◆ **Data in this exercise**
Begin

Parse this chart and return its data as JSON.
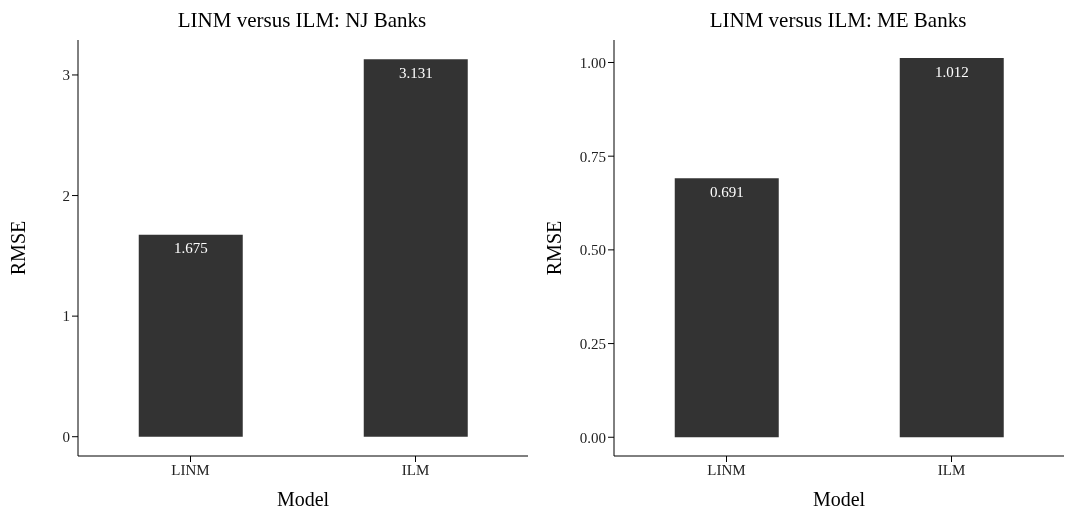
{
  "chart_data": [
    {
      "type": "bar",
      "title": "LINM versus ILM: NJ Banks",
      "xlabel": "Model",
      "ylabel": "RMSE",
      "categories": [
        "LINM",
        "ILM"
      ],
      "values": [
        1.675,
        3.131
      ],
      "color": "#333333",
      "ylim": [
        -0.16,
        3.29
      ],
      "yticks": [
        0,
        1,
        2,
        3
      ],
      "grid": false,
      "data_labels": true
    },
    {
      "type": "bar",
      "title": "LINM versus ILM: ME Banks",
      "xlabel": "Model",
      "ylabel": "RMSE",
      "categories": [
        "LINM",
        "ILM"
      ],
      "values": [
        0.691,
        1.012
      ],
      "color": "#333333",
      "ylim": [
        -0.05,
        1.06
      ],
      "yticks": [
        {
          "value": 0,
          "label": "0.00"
        },
        {
          "value": 0.25,
          "label": "0.25"
        },
        {
          "value": 0.5,
          "label": "0.50"
        },
        {
          "value": 0.75,
          "label": "0.75"
        },
        {
          "value": 1,
          "label": "1.00"
        }
      ],
      "grid": false,
      "data_labels": true
    }
  ]
}
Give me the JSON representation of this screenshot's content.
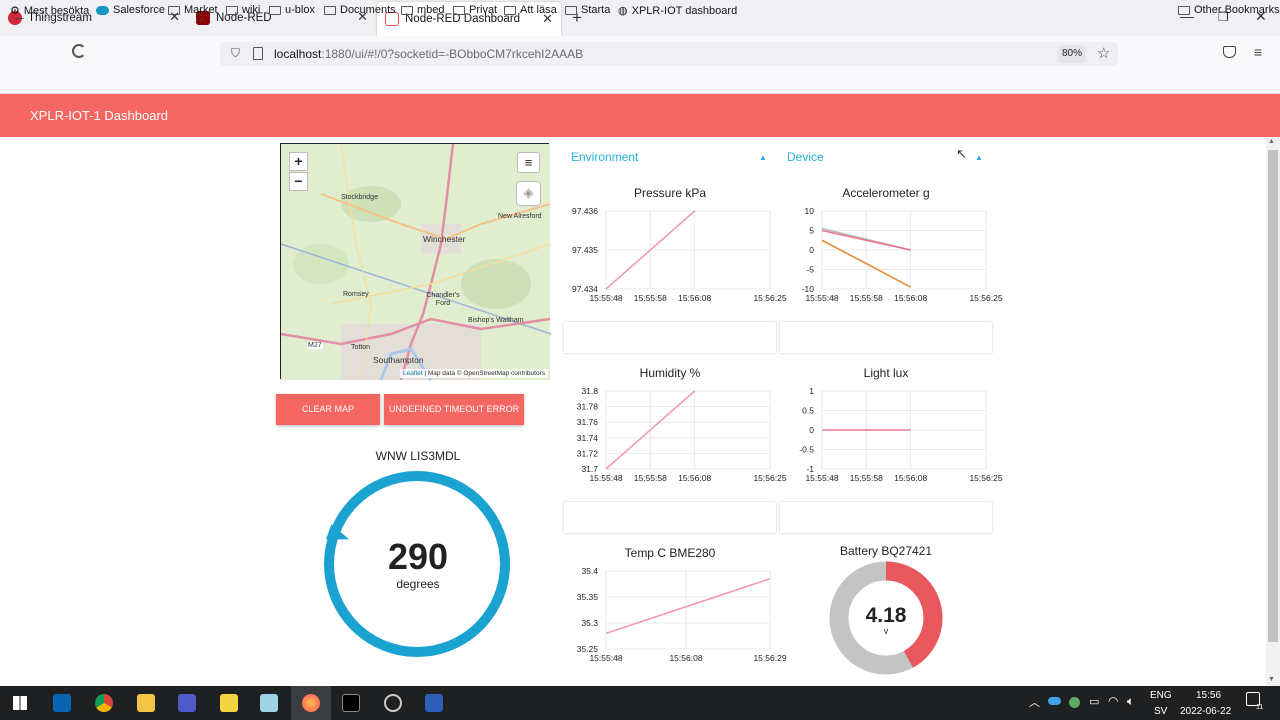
{
  "browser": {
    "tabs": [
      {
        "title": "Thingstream"
      },
      {
        "title": "Node-RED"
      },
      {
        "title": "Node-RED Dashboard"
      }
    ],
    "url": {
      "host": "localhost",
      "rest": ":1880/ui/#!/0?socketid=-BObboCM7rkcehI2AAAB"
    },
    "zoom": "80%",
    "bookmarks": [
      "Mest besökta",
      "Salesforce",
      "Market",
      "wiki",
      "u-blox",
      "Documents",
      "mbed",
      "Privat",
      "Att läsa",
      "Starta",
      "XPLR-IOT dashboard"
    ],
    "other_bookmarks": "Other Bookmarks"
  },
  "dashboard": {
    "title": "XPLR-IOT-1 Dashboard",
    "map": {
      "places": [
        "Stockbridge",
        "Winchester",
        "New Alresford",
        "Romsey",
        "Chandler's Ford",
        "Bishop's Waltham",
        "M27",
        "Totton",
        "Southampton"
      ],
      "attribution_link": "Leaflet",
      "attribution_text": "| Map data © OpenStreetMap contributors"
    },
    "buttons": {
      "clear_map": "CLEAR MAP",
      "timeout": "UNDEFINED TIMEOUT ERROR"
    },
    "compass": {
      "title": "WNW LIS3MDL",
      "value": "290",
      "unit": "degrees",
      "heading_deg": 290
    },
    "groups": {
      "environment": "Environment",
      "device": "Device"
    },
    "battery": {
      "title": "Battery BQ27421",
      "value": "4.18",
      "unit": "v",
      "fraction": 0.42
    }
  },
  "chart_data": [
    {
      "type": "line",
      "title": "Pressure kPa",
      "y_ticks": [
        "97.436",
        "97.435",
        "97.434"
      ],
      "ylim": [
        97.434,
        97.436
      ],
      "x_ticks": [
        "15:55:48",
        "15:55:58",
        "15:56:08",
        "15:56:25"
      ],
      "series": [
        {
          "color": "#f29cad",
          "x": [
            "15:55:48",
            "15:56:08"
          ],
          "values": [
            97.434,
            97.436
          ]
        }
      ]
    },
    {
      "type": "line",
      "title": "Accelerometer g",
      "y_ticks": [
        "10",
        "5",
        "0",
        "-5",
        "-10"
      ],
      "ylim": [
        -10,
        10
      ],
      "x_ticks": [
        "15:55:48",
        "15:55:58",
        "15:56:08",
        "15:56:25"
      ],
      "series": [
        {
          "color": "#bdbdbd",
          "x": [
            "15:55:48",
            "15:56:08"
          ],
          "values": [
            5.5,
            0
          ]
        },
        {
          "color": "#e8758d",
          "x": [
            "15:55:48",
            "15:56:08"
          ],
          "values": [
            5,
            0
          ]
        },
        {
          "color": "#ea8a3a",
          "x": [
            "15:55:48",
            "15:56:08"
          ],
          "values": [
            2.5,
            -9.5
          ]
        }
      ]
    },
    {
      "type": "line",
      "title": "Humidity %",
      "y_ticks": [
        "31.8",
        "31.78",
        "31.76",
        "31.74",
        "31.72",
        "31.7"
      ],
      "ylim": [
        31.7,
        31.8
      ],
      "x_ticks": [
        "15:55:48",
        "15:55:58",
        "15:56:08",
        "15:56:25"
      ],
      "series": [
        {
          "color": "#f29cad",
          "x": [
            "15:55:48",
            "15:56:08"
          ],
          "values": [
            31.7,
            31.8
          ]
        }
      ]
    },
    {
      "type": "line",
      "title": "Light lux",
      "y_ticks": [
        "1",
        "0.5",
        "0",
        "-0.5",
        "-1"
      ],
      "ylim": [
        -1,
        1
      ],
      "x_ticks": [
        "15:55:48",
        "15:55:58",
        "15:56:08",
        "15:56:25"
      ],
      "series": [
        {
          "color": "#e8758d",
          "x": [
            "15:55:48",
            "15:56:08"
          ],
          "values": [
            0,
            0
          ]
        }
      ]
    },
    {
      "type": "line",
      "title": "Temp C BME280",
      "y_ticks": [
        "35.4",
        "35.35",
        "35.3",
        "35.25"
      ],
      "ylim": [
        35.25,
        35.4
      ],
      "x_ticks": [
        "15:55:48",
        "15:56:08",
        "15:56:29"
      ],
      "series": [
        {
          "color": "#f29cad",
          "x": [
            "15:55:48",
            "15:56:29"
          ],
          "values": [
            35.28,
            35.385
          ]
        }
      ]
    }
  ],
  "taskbar": {
    "lang1": "ENG",
    "lang2": "SV",
    "time": "15:56",
    "date": "2022-06-22",
    "notifications": "11"
  }
}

End

◆ **Set task**
Each entry above should be reproduced exactly, with the pictures removed.

◆ **Output for this exercise**
Parse this chart and return its data as JSON.
{
  "chart_data": [
    {
      "type": "bar",
      "title": "LINM versus ILM: NJ Banks",
      "xlabel": "Model",
      "ylabel": "RMSE",
      "categories": [
        "LINM",
        "ILM"
      ],
      "values": [
        1.675,
        3.131
      ],
      "color": "#333333",
      "ylim": [
        -0.16,
        3.29
      ],
      "yticks": [
        0,
        1,
        2,
        3
      ],
      "grid": false,
      "data_labels": true
    },
    {
      "type": "bar",
      "title": "LINM versus ILM: ME Banks",
      "xlabel": "Model",
      "ylabel": "RMSE",
      "categories": [
        "LINM",
        "ILM"
      ],
      "values": [
        0.691,
        1.012
      ],
      "color": "#333333",
      "ylim": [
        -0.05,
        1.06
      ],
      "yticks": [
        {
          "value": 0,
          "label": "0.00"
        },
        {
          "value": 0.25,
          "label": "0.25"
        },
        {
          "value": 0.5,
          "label": "0.50"
        },
        {
          "value": 0.75,
          "label": "0.75"
        },
        {
          "value": 1,
          "label": "1.00"
        }
      ],
      "grid": false,
      "data_labels": true
    }
  ]
}
Give me the JSON representation of this screenshot's content.
{
  "browser": {
    "tabs": [
      {
        "title": "Thingstream"
      },
      {
        "title": "Node-RED"
      },
      {
        "title": "Node-RED Dashboard"
      }
    ],
    "url": {
      "host": "localhost",
      "rest": ":1880/ui/#!/0?socketid=-BObboCM7rkcehI2AAAB"
    },
    "zoom": "80%",
    "bookmarks": [
      "Mest besökta",
      "Salesforce",
      "Market",
      "wiki",
      "u-blox",
      "Documents",
      "mbed",
      "Privat",
      "Att läsa",
      "Starta",
      "XPLR-IOT dashboard"
    ],
    "other_bookmarks": "Other Bookmarks"
  },
  "dashboard": {
    "title": "XPLR-IOT-1 Dashboard",
    "map": {
      "places": [
        "Stockbridge",
        "Winchester",
        "New Alresford",
        "Romsey",
        "Chandler's Ford",
        "Bishop's Waltham",
        "M27",
        "Totton",
        "Southampton"
      ],
      "attribution_link": "Leaflet",
      "attribution_text": "| Map data © OpenStreetMap contributors"
    },
    "buttons": {
      "clear_map": "CLEAR MAP",
      "timeout": "UNDEFINED TIMEOUT ERROR"
    },
    "compass": {
      "title": "WNW LIS3MDL",
      "value": "290",
      "unit": "degrees",
      "heading_deg": 290
    },
    "groups": {
      "environment": "Environment",
      "device": "Device"
    },
    "battery": {
      "title": "Battery BQ27421",
      "value": "4.18",
      "unit": "v",
      "fraction": 0.42
    }
  },
  "chart_data": [
    {
      "type": "line",
      "title": "Pressure kPa",
      "y_ticks": [
        "97.436",
        "97.435",
        "97.434"
      ],
      "ylim": [
        97.434,
        97.436
      ],
      "x_ticks": [
        "15:55:48",
        "15:55:58",
        "15:56:08",
        "15:56:25"
      ],
      "series": [
        {
          "color": "#f29cad",
          "x": [
            "15:55:48",
            "15:56:08"
          ],
          "values": [
            97.434,
            97.436
          ]
        }
      ]
    },
    {
      "type": "line",
      "title": "Accelerometer g",
      "y_ticks": [
        "10",
        "5",
        "0",
        "-5",
        "-10"
      ],
      "ylim": [
        -10,
        10
      ],
      "x_ticks": [
        "15:55:48",
        "15:55:58",
        "15:56:08",
        "15:56:25"
      ],
      "series": [
        {
          "color": "#bdbdbd",
          "x": [
            "15:55:48",
            "15:56:08"
          ],
          "values": [
            5.5,
            0
          ]
        },
        {
          "color": "#e8758d",
          "x": [
            "15:55:48",
            "15:56:08"
          ],
          "values": [
            5,
            0
          ]
        },
        {
          "color": "#ea8a3a",
          "x": [
            "15:55:48",
            "15:56:08"
          ],
          "values": [
            2.5,
            -9.5
          ]
        }
      ]
    },
    {
      "type": "line",
      "title": "Humidity %",
      "y_ticks": [
        "31.8",
        "31.78",
        "31.76",
        "31.74",
        "31.72",
        "31.7"
      ],
      "ylim": [
        31.7,
        31.8
      ],
      "x_ticks": [
        "15:55:48",
        "15:55:58",
        "15:56:08",
        "15:56:25"
      ],
      "series": [
        {
          "color": "#f29cad",
          "x": [
            "15:55:48",
            "15:56:08"
          ],
          "values": [
            31.7,
            31.8
          ]
        }
      ]
    },
    {
      "type": "line",
      "title": "Light lux",
      "y_ticks": [
        "1",
        "0.5",
        "0",
        "-0.5",
        "-1"
      ],
      "ylim": [
        -1,
        1
      ],
      "x_ticks": [
        "15:55:48",
        "15:55:58",
        "15:56:08",
        "15:56:25"
      ],
      "series": [
        {
          "color": "#e8758d",
          "x": [
            "15:55:48",
            "15:56:08"
          ],
          "values": [
            0,
            0
          ]
        }
      ]
    },
    {
      "type": "line",
      "title": "Temp C BME280",
      "y_ticks": [
        "35.4",
        "35.35",
        "35.3",
        "35.25"
      ],
      "ylim": [
        35.25,
        35.4
      ],
      "x_ticks": [
        "15:55:48",
        "15:56:08",
        "15:56:29"
      ],
      "series": [
        {
          "color": "#f29cad",
          "x": [
            "15:55:48",
            "15:56:29"
          ],
          "values": [
            35.28,
            35.385
          ]
        }
      ]
    }
  ],
  "taskbar": {
    "lang1": "ENG",
    "lang2": "SV",
    "time": "15:56",
    "date": "2022-06-22",
    "notifications": "11"
  }
}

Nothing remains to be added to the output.